=== RECORD LIST ===
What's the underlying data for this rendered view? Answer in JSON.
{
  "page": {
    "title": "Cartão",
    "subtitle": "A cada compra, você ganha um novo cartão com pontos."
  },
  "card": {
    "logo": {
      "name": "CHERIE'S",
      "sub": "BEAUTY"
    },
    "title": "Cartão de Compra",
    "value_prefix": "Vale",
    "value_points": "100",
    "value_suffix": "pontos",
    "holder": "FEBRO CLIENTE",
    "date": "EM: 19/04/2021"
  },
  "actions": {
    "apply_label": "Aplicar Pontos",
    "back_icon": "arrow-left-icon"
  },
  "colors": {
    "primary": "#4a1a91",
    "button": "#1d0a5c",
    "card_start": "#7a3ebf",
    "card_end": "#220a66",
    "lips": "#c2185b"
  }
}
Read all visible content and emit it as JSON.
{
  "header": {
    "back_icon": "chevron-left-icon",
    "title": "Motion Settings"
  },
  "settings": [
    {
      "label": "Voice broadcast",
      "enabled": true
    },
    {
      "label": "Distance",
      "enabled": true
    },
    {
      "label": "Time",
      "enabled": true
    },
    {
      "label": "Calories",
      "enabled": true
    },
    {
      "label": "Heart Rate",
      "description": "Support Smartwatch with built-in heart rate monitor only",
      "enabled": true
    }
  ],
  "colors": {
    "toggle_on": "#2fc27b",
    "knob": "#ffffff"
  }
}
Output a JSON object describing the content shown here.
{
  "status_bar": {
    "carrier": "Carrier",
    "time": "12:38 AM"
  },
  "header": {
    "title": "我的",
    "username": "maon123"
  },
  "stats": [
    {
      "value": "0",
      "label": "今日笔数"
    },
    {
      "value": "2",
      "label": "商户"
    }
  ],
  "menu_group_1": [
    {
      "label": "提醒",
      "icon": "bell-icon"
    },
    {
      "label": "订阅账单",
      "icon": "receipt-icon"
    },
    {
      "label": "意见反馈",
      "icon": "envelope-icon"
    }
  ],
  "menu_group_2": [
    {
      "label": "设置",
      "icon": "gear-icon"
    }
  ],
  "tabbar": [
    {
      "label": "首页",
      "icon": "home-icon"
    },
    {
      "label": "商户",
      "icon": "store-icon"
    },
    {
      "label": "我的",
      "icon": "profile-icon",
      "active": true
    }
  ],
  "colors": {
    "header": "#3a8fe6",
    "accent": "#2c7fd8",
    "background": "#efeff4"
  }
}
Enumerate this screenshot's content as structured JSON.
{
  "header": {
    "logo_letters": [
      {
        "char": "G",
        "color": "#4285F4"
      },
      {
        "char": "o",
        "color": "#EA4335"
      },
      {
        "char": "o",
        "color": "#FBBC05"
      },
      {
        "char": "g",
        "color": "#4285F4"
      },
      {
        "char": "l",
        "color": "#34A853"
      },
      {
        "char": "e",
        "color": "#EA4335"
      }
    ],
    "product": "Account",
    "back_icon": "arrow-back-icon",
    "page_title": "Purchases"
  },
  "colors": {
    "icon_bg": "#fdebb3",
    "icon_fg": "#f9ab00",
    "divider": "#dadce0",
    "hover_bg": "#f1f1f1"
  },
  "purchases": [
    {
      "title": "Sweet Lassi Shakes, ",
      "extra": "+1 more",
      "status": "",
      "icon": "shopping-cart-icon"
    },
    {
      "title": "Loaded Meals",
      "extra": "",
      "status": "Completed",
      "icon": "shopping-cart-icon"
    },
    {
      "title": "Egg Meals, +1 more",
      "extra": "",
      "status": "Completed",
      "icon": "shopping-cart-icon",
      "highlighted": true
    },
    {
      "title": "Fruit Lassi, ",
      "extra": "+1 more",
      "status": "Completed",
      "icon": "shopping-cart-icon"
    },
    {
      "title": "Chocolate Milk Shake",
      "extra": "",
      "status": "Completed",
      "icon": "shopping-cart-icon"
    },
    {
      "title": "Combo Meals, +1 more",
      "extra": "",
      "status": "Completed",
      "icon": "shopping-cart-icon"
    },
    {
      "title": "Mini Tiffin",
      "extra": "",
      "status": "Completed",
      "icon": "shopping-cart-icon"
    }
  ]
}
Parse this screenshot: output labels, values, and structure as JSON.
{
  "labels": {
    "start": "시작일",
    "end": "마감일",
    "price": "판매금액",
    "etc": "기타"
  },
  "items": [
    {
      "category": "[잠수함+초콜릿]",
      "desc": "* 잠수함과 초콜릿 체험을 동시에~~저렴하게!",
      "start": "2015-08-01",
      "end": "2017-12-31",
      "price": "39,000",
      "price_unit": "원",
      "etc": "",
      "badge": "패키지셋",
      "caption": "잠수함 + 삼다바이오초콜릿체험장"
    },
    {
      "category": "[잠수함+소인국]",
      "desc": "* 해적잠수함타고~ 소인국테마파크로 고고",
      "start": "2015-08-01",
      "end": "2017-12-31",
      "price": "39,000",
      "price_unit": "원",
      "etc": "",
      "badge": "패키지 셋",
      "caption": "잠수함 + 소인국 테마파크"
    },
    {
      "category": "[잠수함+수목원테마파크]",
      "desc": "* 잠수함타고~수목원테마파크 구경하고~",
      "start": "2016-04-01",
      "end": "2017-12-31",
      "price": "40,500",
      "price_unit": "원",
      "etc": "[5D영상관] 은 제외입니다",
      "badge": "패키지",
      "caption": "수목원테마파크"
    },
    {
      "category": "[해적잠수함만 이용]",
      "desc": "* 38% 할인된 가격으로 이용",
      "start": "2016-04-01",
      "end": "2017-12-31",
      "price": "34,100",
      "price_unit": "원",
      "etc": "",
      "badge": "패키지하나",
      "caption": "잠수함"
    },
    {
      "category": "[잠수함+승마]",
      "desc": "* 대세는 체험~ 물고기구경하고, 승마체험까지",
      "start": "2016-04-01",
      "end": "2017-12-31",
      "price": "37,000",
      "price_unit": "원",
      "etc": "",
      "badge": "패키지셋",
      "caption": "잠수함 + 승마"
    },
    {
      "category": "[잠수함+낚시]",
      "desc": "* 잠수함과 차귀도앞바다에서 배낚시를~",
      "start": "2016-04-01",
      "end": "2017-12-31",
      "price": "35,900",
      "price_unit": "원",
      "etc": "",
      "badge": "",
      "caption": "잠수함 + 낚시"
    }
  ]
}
===
§ DIRECTIONS: Reproduce each entry from the records above, character for character.

§ ANSWER TO THE EXERCISE:
What's the underlying data for this rendered view? Answer in JSON.
{
  "page": {
    "title": "Cartão",
    "subtitle": "A cada compra, você ganha um novo cartão com pontos."
  },
  "card": {
    "logo": {
      "name": "CHERIE'S",
      "sub": "BEAUTY"
    },
    "title": "Cartão de Compra",
    "value_prefix": "Vale",
    "value_points": "100",
    "value_suffix": "pontos",
    "holder": "FEBRO CLIENTE",
    "date": "EM: 19/04/2021"
  },
  "actions": {
    "apply_label": "Aplicar Pontos",
    "back_icon": "arrow-left-icon"
  },
  "colors": {
    "primary": "#4a1a91",
    "button": "#1d0a5c",
    "card_start": "#7a3ebf",
    "card_end": "#220a66",
    "lips": "#c2185b"
  }
}
Read all visible content and emit it as JSON.
{
  "header": {
    "back_icon": "chevron-left-icon",
    "title": "Motion Settings"
  },
  "settings": [
    {
      "label": "Voice broadcast",
      "enabled": true
    },
    {
      "label": "Distance",
      "enabled": true
    },
    {
      "label": "Time",
      "enabled": true
    },
    {
      "label": "Calories",
      "enabled": true
    },
    {
      "label": "Heart Rate",
      "description": "Support Smartwatch with built-in heart rate monitor only",
      "enabled": true
    }
  ],
  "colors": {
    "toggle_on": "#2fc27b",
    "knob": "#ffffff"
  }
}
Output a JSON object describing the content shown here.
{
  "status_bar": {
    "carrier": "Carrier",
    "time": "12:38 AM"
  },
  "header": {
    "title": "我的",
    "username": "maon123"
  },
  "stats": [
    {
      "value": "0",
      "label": "今日笔数"
    },
    {
      "value": "2",
      "label": "商户"
    }
  ],
  "menu_group_1": [
    {
      "label": "提醒",
      "icon": "bell-icon"
    },
    {
      "label": "订阅账单",
      "icon": "receipt-icon"
    },
    {
      "label": "意见反馈",
      "icon": "envelope-icon"
    }
  ],
  "menu_group_2": [
    {
      "label": "设置",
      "icon": "gear-icon"
    }
  ],
  "tabbar": [
    {
      "label": "首页",
      "icon": "home-icon"
    },
    {
      "label": "商户",
      "icon": "store-icon"
    },
    {
      "label": "我的",
      "icon": "profile-icon",
      "active": true
    }
  ],
  "colors": {
    "header": "#3a8fe6",
    "accent": "#2c7fd8",
    "background": "#efeff4"
  }
}
Enumerate this screenshot's content as structured JSON.
{
  "header": {
    "logo_letters": [
      {
        "char": "G",
        "color": "#4285F4"
      },
      {
        "char": "o",
        "color": "#EA4335"
      },
      {
        "char": "o",
        "color": "#FBBC05"
      },
      {
        "char": "g",
        "color": "#4285F4"
      },
      {
        "char": "l",
        "color": "#34A853"
      },
      {
        "char": "e",
        "color": "#EA4335"
      }
    ],
    "product": "Account",
    "back_icon": "arrow-back-icon",
    "page_title": "Purchases"
  },
  "colors": {
    "icon_bg": "#fdebb3",
    "icon_fg": "#f9ab00",
    "divider": "#dadce0",
    "hover_bg": "#f1f1f1"
  },
  "purchases": [
    {
      "title": "Sweet Lassi Shakes, ",
      "extra": "+1 more",
      "status": "",
      "icon": "shopping-cart-icon"
    },
    {
      "title": "Loaded Meals",
      "extra": "",
      "status": "Completed",
      "icon": "shopping-cart-icon"
    },
    {
      "title": "Egg Meals, +1 more",
      "extra": "",
      "status": "Completed",
      "icon": "shopping-cart-icon",
      "highlighted": true
    },
    {
      "title": "Fruit Lassi, ",
      "extra": "+1 more",
      "status": "Completed",
      "icon": "shopping-cart-icon"
    },
    {
      "title": "Chocolate Milk Shake",
      "extra": "",
      "status": "Completed",
      "icon": "shopping-cart-icon"
    },
    {
      "title": "Combo Meals, +1 more",
      "extra": "",
      "status": "Completed",
      "icon": "shopping-cart-icon"
    },
    {
      "title": "Mini Tiffin",
      "extra": "",
      "status": "Completed",
      "icon": "shopping-cart-icon"
    }
  ]
}
Parse this screenshot: output labels, values, and structure as JSON.
{
  "labels": {
    "start": "시작일",
    "end": "마감일",
    "price": "판매금액",
    "etc": "기타"
  },
  "items": [
    {
      "category": "[잠수함+초콜릿]",
      "desc": "* 잠수함과 초콜릿 체험을 동시에~~저렴하게!",
      "start": "2015-08-01",
      "end": "2017-12-31",
      "price": "39,000",
      "price_unit": "원",
      "etc": "",
      "badge": "패키지셋",
      "caption": "잠수함 + 삼다바이오초콜릿체험장"
    },
    {
      "category": "[잠수함+소인국]",
      "desc": "* 해적잠수함타고~ 소인국테마파크로 고고",
      "start": "2015-08-01",
      "end": "2017-12-31",
      "price": "39,000",
      "price_unit": "원",
      "etc": "",
      "badge": "패키지 셋",
      "caption": "잠수함 + 소인국 테마파크"
    },
    {
      "category": "[잠수함+수목원테마파크]",
      "desc": "* 잠수함타고~수목원테마파크 구경하고~",
      "start": "2016-04-01",
      "end": "2017-12-31",
      "price": "40,500",
      "price_unit": "원",
      "etc": "[5D영상관] 은 제외입니다",
      "badge": "패키지",
      "caption": "수목원테마파크"
    },
    {
      "category": "[해적잠수함만 이용]",
      "desc": "* 38% 할인된 가격으로 이용",
      "start": "2016-04-01",
      "end": "2017-12-31",
      "price": "34,100",
      "price_unit": "원",
      "etc": "",
      "badge": "패키지하나",
      "caption": "잠수함"
    },
    {
      "category": "[잠수함+승마]",
      "desc": "* 대세는 체험~ 물고기구경하고, 승마체험까지",
      "start": "2016-04-01",
      "end": "2017-12-31",
      "price": "37,000",
      "price_unit": "원",
      "etc": "",
      "badge": "패키지셋",
      "caption": "잠수함 + 승마"
    },
    {
      "category": "[잠수함+낚시]",
      "desc": "* 잠수함과 차귀도앞바다에서 배낚시를~",
      "start": "2016-04-01",
      "end": "2017-12-31",
      "price": "35,900",
      "price_unit": "원",
      "etc": "",
      "badge": "",
      "caption": "잠수함 + 낚시"
    }
  ]
}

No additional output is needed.